**SHORT PROBLEM:**
From the listing below, extract each entry exactly as written, minus the images.

**LISTED RECORDS:**
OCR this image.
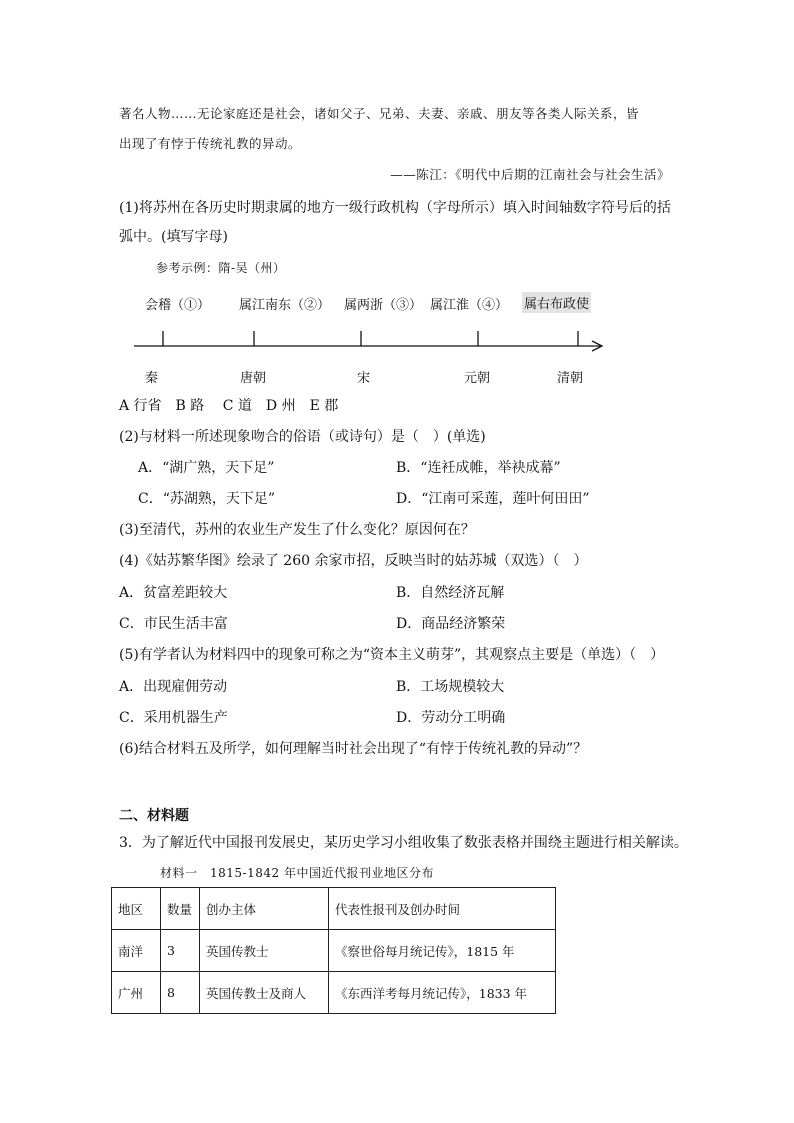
著名人物……无论家庭还是社会，诸如父子、兄弟、夫妻、亲戚、朋友等各类人际关系，皆
出现了有悖于传统礼教的异动。
——陈江：《明代中后期的江南社会与社会生活》
(1)将苏州在各历史时期隶属的地方一级行政机构（字母所示）填入时间轴数字符号后的括
弧中。(填写字母)
参考示例：隋-吴（州）
会稽（①） 属江南东（②） 属两浙（③） 属江淮（④） 属右布政使
秦	唐朝	宋	元朝	清朝
A 行省　B 路　 C 道　D 州　E 郡
(2)与材料一所述现象吻合的俗语（或诗句）是（　）(单选)
A．“湖广熟，天下足”	B．“连衽成帷，举袂成幕”
C．“苏湖熟，天下足”	D．“江南可采莲，莲叶何田田”
(3)至清代，苏州的农业生产发生了什么变化？原因何在？
(4)《姑苏繁华图》绘录了 260 余家市招，反映当时的姑苏城（双选）（　）
A．贫富差距较大	B．自然经济瓦解
C．市民生活丰富	D．商品经济繁荣
(5)有学者认为材料四中的现象可称之为“资本主义萌芽”，其观察点主要是（单选）（　）
A．出现雇佣劳动	B．工场规模较大
C．采用机器生产	D．劳动分工明确
(6)结合材料五及所学，如何理解当时社会出现了“有悖于传统礼教的异动”？
二、材料题
3．为了解近代中国报刊发展史，某历史学习小组收集了数张表格并围绕主题进行相关解读。
材料一　1815-1842 年中国近代报刊业地区分布
地区	数量	创办主体	代表性报刊及创办时间
南洋	3	英国传教士	《察世俗每月统记传》，1815 年
广州	8	英国传教士及商人	《东西洋考每月统记传》，1833 年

**WRITTEN RESPONSE:**
OCR this image.
著名人物……无论家庭还是社会，诸如父子、兄弟、夫妻、亲戚、朋友等各类人际关系，皆
出现了有悖于传统礼教的异动。
——陈江：《明代中后期的江南社会与社会生活》
(1)将苏州在各历史时期隶属的地方一级行政机构（字母所示）填入时间轴数字符号后的括
弧中。(填写字母)
参考示例：隋-吴（州）
会稽（①） 属江南东（②） 属两浙（③） 属江淮（④） 属右布政使
秦	唐朝	宋	元朝	清朝
A 行省　B 路　 C 道　D 州　E 郡
(2)与材料一所述现象吻合的俗语（或诗句）是（　）(单选)
A．“湖广熟，天下足”	B．“连衽成帷，举袂成幕”
C．“苏湖熟，天下足”	D．“江南可采莲，莲叶何田田”
(3)至清代，苏州的农业生产发生了什么变化？原因何在？
(4)《姑苏繁华图》绘录了 260 余家市招，反映当时的姑苏城（双选）（　）
A．贫富差距较大	B．自然经济瓦解
C．市民生活丰富	D．商品经济繁荣
(5)有学者认为材料四中的现象可称之为“资本主义萌芽”，其观察点主要是（单选）（　）
A．出现雇佣劳动	B．工场规模较大
C．采用机器生产	D．劳动分工明确
(6)结合材料五及所学，如何理解当时社会出现了“有悖于传统礼教的异动”？
二、材料题
3．为了解近代中国报刊发展史，某历史学习小组收集了数张表格并围绕主题进行相关解读。
材料一　1815-1842 年中国近代报刊业地区分布
地区	数量	创办主体	代表性报刊及创办时间
南洋	3	英国传教士	《察世俗每月统记传》，1815 年
广州	8	英国传教士及商人	《东西洋考每月统记传》，1833 年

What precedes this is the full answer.